Your assignment: Could you transcribe the passage on online class discussions word for word, starting with "There have been" and going on through "debate and disagreement."?

Selected excerpt:
▼

An alternative is to ask your students to do something: solve a problem, analyze a case study, take part in a debate, adopt a role or relate the topic to a current event.

Strategy 3: Raise the Stakes

One way that newspapers and magazines and companies like Amazon try to improve the quality of reader or user comments is by asking their audience to rate the value of individual posts. Nothing, I have found, focuses the online student’s mind better than a sense that their writing is being evaluated anonymously by their classmates. Consider asking for specific feedback: ask your students to rate a post as substantive, provocative or grounded in evidence.

Another way to raise the stakes is to limit the number of students who participate in each discussion. The rest of the class might then provide feedback not on individual postings but the discussion as a whole.

Strategy 4: Reimagine How Online Conversations Are Displayed

Why can’t conversations be displayed more along the lines of the old TV show Hollywood Squares or like a network analysis or in some other visual format, for example, in parallel columns?

Online comments are typically displayed in one of two ways: flat, in which all posts are presented in chronological order, or threaded, in which individuals respond to particular message and then the replies appear next to that “parent” message.

Each approach has its distinctive strengths and weaknesses. The flat approach works best when the number of posts is relatively small and one can easily read all of the contributions. Flat conversations, however, work poorly when there is a large number of posts or when multiple topics are covered. Nor does the flat approach offer an easy way to respond to a particular post or to easily follow a conversation among multiple people.

The alternative, threaded conversations, consists of indented or nested comments. Although this organizes conversations by topic, it can be very distracting and difficult to read.

One solution to this challenge is to truncate or abbreviate the replies and simply show snippets. Then readers can click on those that they are interested in reading in full.

There have been a few attempts to adopt other modes of display. Amazon offers orders posts according to user ratings or recommendations. The New York Times creates a category of posts that its editors recommend.

Another approach adopts the metaphor of a tree with branches. Users title their posts to suggest how they are altering the conversation, then replies are grouped together.

But we may want to go further by helping students better visualize the discussion. We might display networks of comments or use word clouds to underscore the key issues that have arisen.

Or we might assign particular students to summarize the conversation and identify key points of debate and disagreement.

Strategy 5: Adopt a Different Model

Perhaps it’s a mistake to transpose a mode of communication that works well in face-to-face, synchronous or one-on-one contexts into the asynchronous realm. There are other ways to create a sense of community, promote collaboration and elicit meaningful ideas and debate.

One obvious model is to ask the students to annotate portions of a text, an image or a case study. By placing the interaction immediately adjacent to the course content, students directly interact with the class’s learning materials.

Another approach is to have teams of students work together on a collaborative document, a blog or a wiki.

Yet another is to create a collaborative community forum (like the University of Toronto’s Knowledge Forum) where students can informally share ideas, discuss the readings, raise questions and offer explanations.

If an online class is to be more than a correspondence course, interaction among classmates is essential. But if we are to make asynchronous online learning into a truly social process, we need to break free from the traditional discussion board and imagine new ways to promote dialogue, information and opinion sharing, and collaborative inquiry.

Steven Mintz is senior adviser to the president of Hunter College for student success and strategic initiatives.

▲

Exercise data:
▼

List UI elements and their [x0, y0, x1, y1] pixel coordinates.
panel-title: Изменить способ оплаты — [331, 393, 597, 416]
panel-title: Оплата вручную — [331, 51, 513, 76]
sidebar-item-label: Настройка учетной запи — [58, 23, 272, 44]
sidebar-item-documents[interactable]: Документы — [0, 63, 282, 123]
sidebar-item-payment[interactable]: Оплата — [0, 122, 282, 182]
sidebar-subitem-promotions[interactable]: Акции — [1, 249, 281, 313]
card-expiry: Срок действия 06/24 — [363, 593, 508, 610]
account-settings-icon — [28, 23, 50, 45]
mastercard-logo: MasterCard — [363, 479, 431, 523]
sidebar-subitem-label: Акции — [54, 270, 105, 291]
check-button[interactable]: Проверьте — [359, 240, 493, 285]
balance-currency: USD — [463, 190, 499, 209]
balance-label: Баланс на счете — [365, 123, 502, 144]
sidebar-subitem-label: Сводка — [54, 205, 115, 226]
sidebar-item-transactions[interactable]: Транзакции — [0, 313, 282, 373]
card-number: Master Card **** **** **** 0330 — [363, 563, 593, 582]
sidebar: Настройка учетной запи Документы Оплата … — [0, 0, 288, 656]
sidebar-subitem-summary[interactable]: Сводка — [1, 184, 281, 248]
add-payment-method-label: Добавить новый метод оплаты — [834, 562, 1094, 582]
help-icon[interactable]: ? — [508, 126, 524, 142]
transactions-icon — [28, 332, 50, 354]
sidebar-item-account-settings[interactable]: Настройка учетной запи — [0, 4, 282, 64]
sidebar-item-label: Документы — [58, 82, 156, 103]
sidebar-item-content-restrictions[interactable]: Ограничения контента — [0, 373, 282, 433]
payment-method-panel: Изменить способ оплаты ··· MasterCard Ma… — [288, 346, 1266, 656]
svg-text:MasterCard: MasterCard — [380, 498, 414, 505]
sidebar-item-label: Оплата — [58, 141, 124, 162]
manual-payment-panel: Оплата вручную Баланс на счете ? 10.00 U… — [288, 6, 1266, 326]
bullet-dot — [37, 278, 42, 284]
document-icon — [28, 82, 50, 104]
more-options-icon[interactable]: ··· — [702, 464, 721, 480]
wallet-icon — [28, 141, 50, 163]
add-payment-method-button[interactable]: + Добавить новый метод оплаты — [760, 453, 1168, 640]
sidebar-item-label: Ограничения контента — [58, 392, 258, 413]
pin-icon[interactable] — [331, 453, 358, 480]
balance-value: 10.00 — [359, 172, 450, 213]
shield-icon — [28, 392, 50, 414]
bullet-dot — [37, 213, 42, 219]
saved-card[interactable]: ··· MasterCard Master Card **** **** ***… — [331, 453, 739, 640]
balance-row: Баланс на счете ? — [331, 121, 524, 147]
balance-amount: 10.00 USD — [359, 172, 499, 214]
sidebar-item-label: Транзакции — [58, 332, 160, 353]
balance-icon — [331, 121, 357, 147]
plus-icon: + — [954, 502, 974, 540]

▲

Written solution:
There have been a few attempts to adopt other modes of display. Amazon offers orders posts according to user ratings or recommendations. The New York Times creates a category of posts that its editors recommend.

Another approach adopts the metaphor of a tree with branches. Users title their posts to suggest how they are altering the conversation, then replies are grouped together.

But we may want to go further by helping students better visualize the discussion. We might display networks of comments or use word clouds to underscore the key issues that have arisen.

Or we might assign particular students to summarize the conversation and identify key points of debate and disagreement.